_WRITTEN INSTRUCTION:_ Reproduce the data below in full and exclude every picture.
#### EXERCISE DATA ####
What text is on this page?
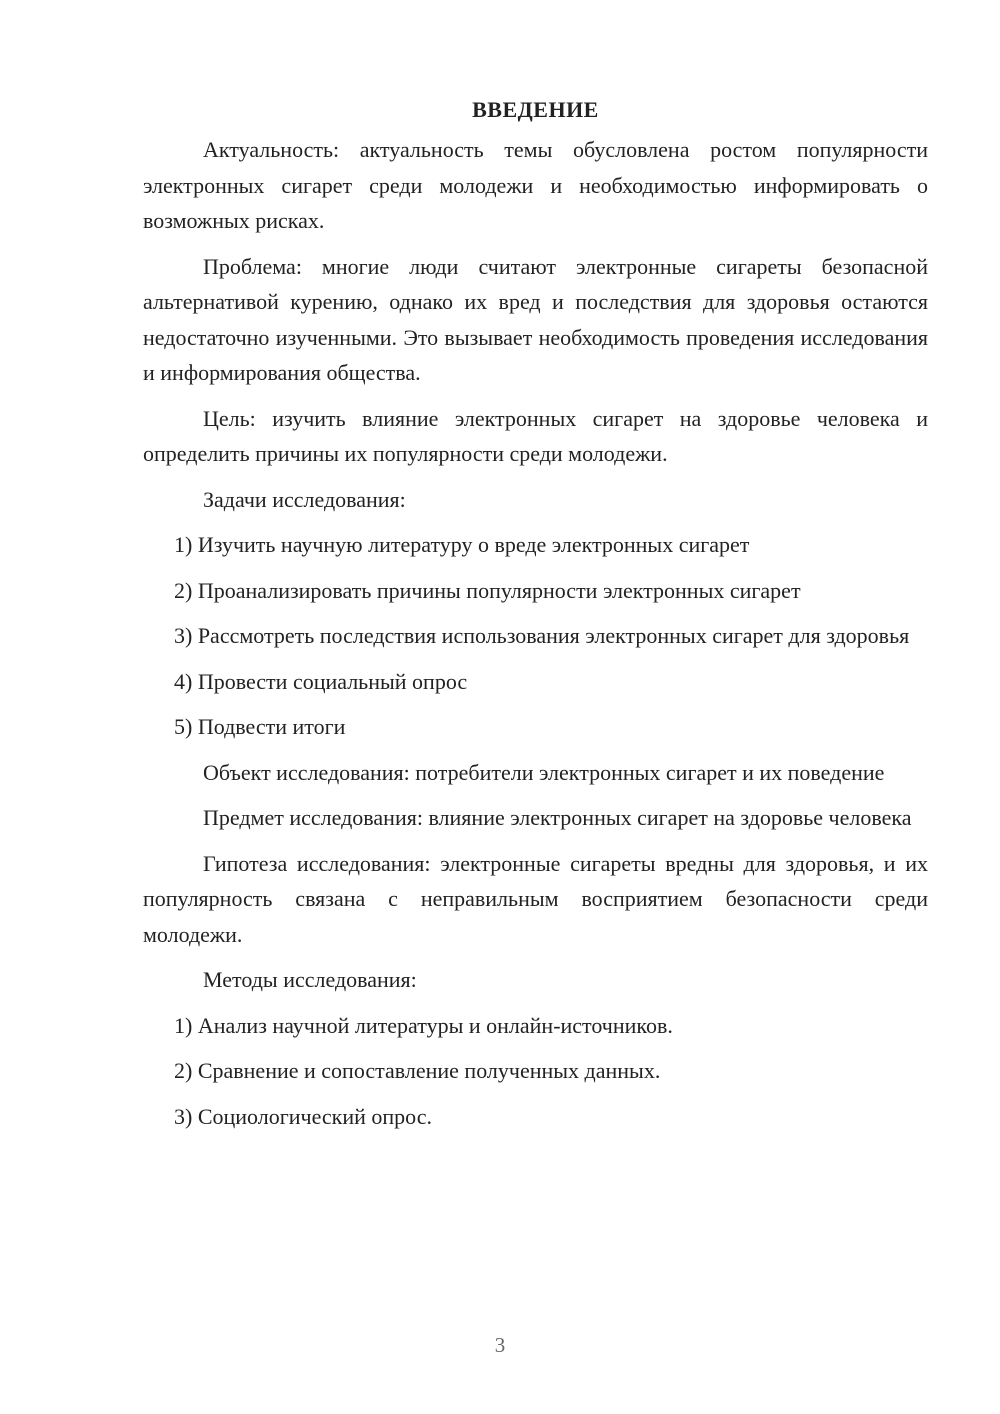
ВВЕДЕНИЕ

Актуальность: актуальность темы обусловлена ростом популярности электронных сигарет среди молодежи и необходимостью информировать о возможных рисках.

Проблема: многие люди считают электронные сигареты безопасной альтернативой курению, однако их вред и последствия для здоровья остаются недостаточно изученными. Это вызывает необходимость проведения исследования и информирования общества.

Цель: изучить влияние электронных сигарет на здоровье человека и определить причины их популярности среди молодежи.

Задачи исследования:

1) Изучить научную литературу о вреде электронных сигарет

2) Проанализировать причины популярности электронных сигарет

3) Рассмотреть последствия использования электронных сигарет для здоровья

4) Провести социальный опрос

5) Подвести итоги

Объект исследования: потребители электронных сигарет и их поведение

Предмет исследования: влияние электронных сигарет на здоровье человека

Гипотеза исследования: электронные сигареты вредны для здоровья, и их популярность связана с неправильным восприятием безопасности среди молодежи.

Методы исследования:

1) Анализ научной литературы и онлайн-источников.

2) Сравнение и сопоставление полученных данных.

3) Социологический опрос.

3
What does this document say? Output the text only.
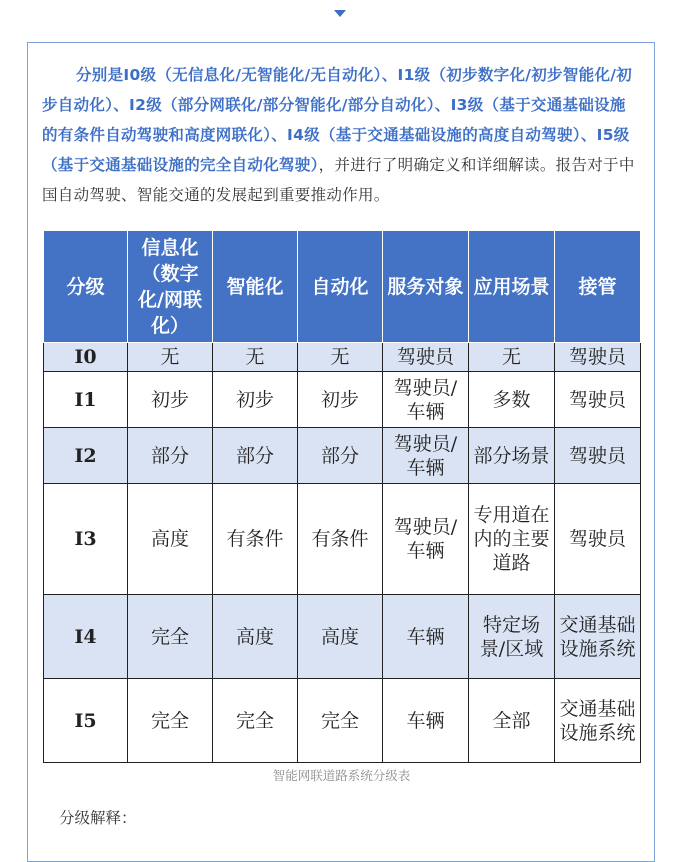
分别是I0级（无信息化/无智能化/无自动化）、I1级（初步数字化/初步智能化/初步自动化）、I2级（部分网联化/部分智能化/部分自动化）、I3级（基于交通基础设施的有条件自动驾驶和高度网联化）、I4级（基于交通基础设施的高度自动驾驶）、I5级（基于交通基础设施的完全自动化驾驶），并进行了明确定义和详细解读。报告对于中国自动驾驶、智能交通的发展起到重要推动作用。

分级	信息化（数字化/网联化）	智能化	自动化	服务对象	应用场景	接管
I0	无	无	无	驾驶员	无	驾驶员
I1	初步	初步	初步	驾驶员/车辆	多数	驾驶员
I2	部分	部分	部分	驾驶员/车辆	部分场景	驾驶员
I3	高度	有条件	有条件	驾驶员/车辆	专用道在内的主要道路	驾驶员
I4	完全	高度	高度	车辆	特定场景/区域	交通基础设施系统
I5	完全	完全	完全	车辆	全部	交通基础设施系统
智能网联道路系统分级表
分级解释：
####
_FULL OUTPUT:_
What text is on this page?
ВВЕДЕНИЕ

Актуальность: актуальность темы обусловлена ростом популярности электронных сигарет среди молодежи и необходимостью информировать о возможных рисках.

Проблема: многие люди считают электронные сигареты безопасной альтернативой курению, однако их вред и последствия для здоровья остаются недостаточно изученными. Это вызывает необходимость проведения исследования и информирования общества.

Цель: изучить влияние электронных сигарет на здоровье человека и определить причины их популярности среди молодежи.

Задачи исследования:

1) Изучить научную литературу о вреде электронных сигарет

2) Проанализировать причины популярности электронных сигарет

3) Рассмотреть последствия использования электронных сигарет для здоровья

4) Провести социальный опрос

5) Подвести итоги

Объект исследования: потребители электронных сигарет и их поведение

Предмет исследования: влияние электронных сигарет на здоровье человека

Гипотеза исследования: электронные сигареты вредны для здоровья, и их популярность связана с неправильным восприятием безопасности среди молодежи.

Методы исследования:

1) Анализ научной литературы и онлайн-источников.

2) Сравнение и сопоставление полученных данных.

3) Социологический опрос.

3
What does this document say? Output the text only.
分别是I0级（无信息化/无智能化/无自动化）、I1级（初步数字化/初步智能化/初步自动化）、I2级（部分网联化/部分智能化/部分自动化）、I3级（基于交通基础设施的有条件自动驾驶和高度网联化）、I4级（基于交通基础设施的高度自动驾驶）、I5级（基于交通基础设施的完全自动化驾驶），并进行了明确定义和详细解读。报告对于中国自动驾驶、智能交通的发展起到重要推动作用。

分级	信息化（数字化/网联化）	智能化	自动化	服务对象	应用场景	接管
I0	无	无	无	驾驶员	无	驾驶员
I1	初步	初步	初步	驾驶员/车辆	多数	驾驶员
I2	部分	部分	部分	驾驶员/车辆	部分场景	驾驶员
I3	高度	有条件	有条件	驾驶员/车辆	专用道在内的主要道路	驾驶员
I4	完全	高度	高度	车辆	特定场景/区域	交通基础设施系统
I5	完全	完全	完全	车辆	全部	交通基础设施系统
智能网联道路系统分级表
分级解释：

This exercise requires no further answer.